## Start

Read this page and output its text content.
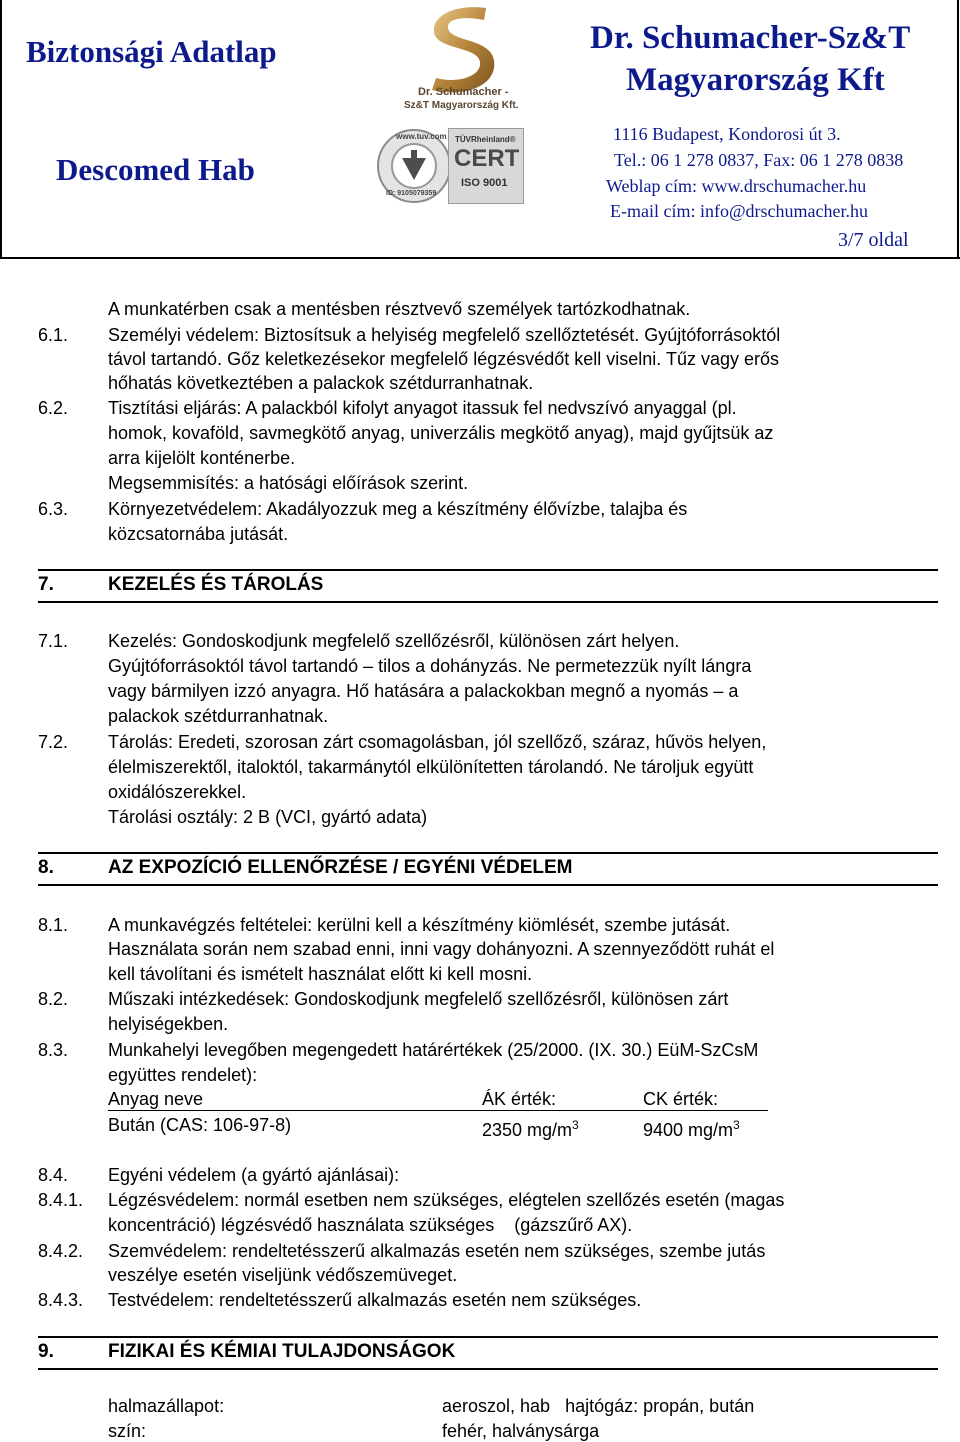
Biztonsági Adatlap
Descomed Hab
Dr. Schumacher-Sz&T
Magyarország Kft
1116 Budapest, Kondorosi út 3.
Tel.: 06 1 278 0837, Fax: 06 1 278 0838
Weblap cím: www.drschumacher.hu
E-mail cím: info@drschumacher.hu
3/7 oldal
Dr. Schumacher -
Sz&T Magyarország Kft.
www.tuv.com
ID: 9105079359
TÜVRheinland®
CERT
ISO 9001
A munkatérben csak a mentésben résztvevő személyek tartózkodhatnak.
6.1. Személyi védelem: Biztosítsuk a helyiség megfelelő szellőztetését. Gyújtóforrásoktól
távol tartandó. Gőz keletkezésekor megfelelő légzésvédőt kell viselni. Tűz vagy erős
hőhatás következtében a palackok szétdurranhatnak.
6.2. Tisztítási eljárás: A palackból kifolyt anyagot itassuk fel nedvszívó anyaggal (pl.
homok, kovaföld, savmegkötő anyag, univerzális megkötő anyag), majd gyűjtsük az
arra kijelölt konténerbe.
Megsemmisítés: a hatósági előírások szerint.
6.3. Környezetvédelem: Akadályozzuk meg a készítmény élővízbe, talajba és
közcsatornába jutását.
7.	KEZELÉS ÉS TÁROLÁS
7.1. Kezelés: Gondoskodjunk megfelelő szellőzésről, különösen zárt helyen.
Gyújtóforrásoktól távol tartandó – tilos a dohányzás. Ne permetezzük nyílt lángra
vagy bármilyen izzó anyagra. Hő hatására a palackokban megnő a nyomás – a
palackok szétdurranhatnak.
7.2. Tárolás: Eredeti, szorosan zárt csomagolásban, jól szellőző, száraz, hűvös helyen,
élelmiszerektől, italoktól, takarmánytól elkülönítetten tárolandó. Ne tároljuk együtt
oxidálószerekkel.
Tárolási osztály: 2 B (VCI, gyártó adata)
8.	AZ EXPOZÍCIÓ ELLENŐRZÉSE / EGYÉNI VÉDELEM
8.1. A munkavégzés feltételei: kerülni kell a készítmény kiömlését, szembe jutását.
Használata során nem szabad enni, inni vagy dohányozni. A szennyeződött ruhát el
kell távolítani és ismételt használat előtt ki kell mosni.
8.2. Műszaki intézkedések: Gondoskodjunk megfelelő szellőzésről, különösen zárt
helyiségekben.
8.3. Munkahelyi levegőben megengedett határértékek (25/2000. (IX. 30.) EüM-SzCsM
együttes rendelet):
Anyag neve	ÁK érték:	CK érték:
Bután (CAS: 106-97-8)	2350 $mg/m^3$	9400 $mg/m^3$
8.4. Egyéni védelem (a gyártó ajánlásai):
8.4.1. Légzésvédelem: normál esetben nem szükséges, elégtelen szellőzés esetén (magas
koncentráció) légzésvédő használata szükséges    (gázszűrő AX).
8.4.2. Szemvédelem: rendeltetésszerű alkalmazás esetén nem szükséges, szembe jutás
veszélye esetén viseljünk védőszemüveget.
8.4.3. Testvédelem: rendeltetésszerű alkalmazás esetén nem szükséges.
9.	FIZIKAI ÉS KÉMIAI TULAJDONSÁGOK
halmazállapot:	aeroszol, hab   hajtógáz: propán, bután
szín:	fehér, halványsárga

## End

What the task asks:
Write out the records above exactly as they stand, leaving out every picture.

Output for this exercise:
Read this page and output its text content.
Biztonsági Adatlap
Descomed Hab
Dr. Schumacher-Sz&T
Magyarország Kft
1116 Budapest, Kondorosi út 3.
Tel.: 06 1 278 0837, Fax: 06 1 278 0838
Weblap cím: www.drschumacher.hu
E-mail cím: info@drschumacher.hu
3/7 oldal
Dr. Schumacher -
Sz&T Magyarország Kft.
www.tuv.com
ID: 9105079359
TÜVRheinland®
CERT
ISO 9001
A munkatérben csak a mentésben résztvevő személyek tartózkodhatnak.
6.1. Személyi védelem: Biztosítsuk a helyiség megfelelő szellőztetését. Gyújtóforrásoktól
távol tartandó. Gőz keletkezésekor megfelelő légzésvédőt kell viselni. Tűz vagy erős
hőhatás következtében a palackok szétdurranhatnak.
6.2. Tisztítási eljárás: A palackból kifolyt anyagot itassuk fel nedvszívó anyaggal (pl.
homok, kovaföld, savmegkötő anyag, univerzális megkötő anyag), majd gyűjtsük az
arra kijelölt konténerbe.
Megsemmisítés: a hatósági előírások szerint.
6.3. Környezetvédelem: Akadályozzuk meg a készítmény élővízbe, talajba és
közcsatornába jutását.
7.	KEZELÉS ÉS TÁROLÁS
7.1. Kezelés: Gondoskodjunk megfelelő szellőzésről, különösen zárt helyen.
Gyújtóforrásoktól távol tartandó – tilos a dohányzás. Ne permetezzük nyílt lángra
vagy bármilyen izzó anyagra. Hő hatására a palackokban megnő a nyomás – a
palackok szétdurranhatnak.
7.2. Tárolás: Eredeti, szorosan zárt csomagolásban, jól szellőző, száraz, hűvös helyen,
élelmiszerektől, italoktól, takarmánytól elkülönítetten tárolandó. Ne tároljuk együtt
oxidálószerekkel.
Tárolási osztály: 2 B (VCI, gyártó adata)
8.	AZ EXPOZÍCIÓ ELLENŐRZÉSE / EGYÉNI VÉDELEM
8.1. A munkavégzés feltételei: kerülni kell a készítmény kiömlését, szembe jutását.
Használata során nem szabad enni, inni vagy dohányozni. A szennyeződött ruhát el
kell távolítani és ismételt használat előtt ki kell mosni.
8.2. Műszaki intézkedések: Gondoskodjunk megfelelő szellőzésről, különösen zárt
helyiségekben.
8.3. Munkahelyi levegőben megengedett határértékek (25/2000. (IX. 30.) EüM-SzCsM
együttes rendelet):
Anyag neve	ÁK érték:	CK érték:
Bután (CAS: 106-97-8)	2350 $mg/m^3$	9400 $mg/m^3$
8.4. Egyéni védelem (a gyártó ajánlásai):
8.4.1. Légzésvédelem: normál esetben nem szükséges, elégtelen szellőzés esetén (magas
koncentráció) légzésvédő használata szükséges    (gázszűrő AX).
8.4.2. Szemvédelem: rendeltetésszerű alkalmazás esetén nem szükséges, szembe jutás
veszélye esetén viseljünk védőszemüveget.
8.4.3. Testvédelem: rendeltetésszerű alkalmazás esetén nem szükséges.
9.	FIZIKAI ÉS KÉMIAI TULAJDONSÁGOK
halmazállapot:	aeroszol, hab   hajtógáz: propán, bután
szín:	fehér, halványsárga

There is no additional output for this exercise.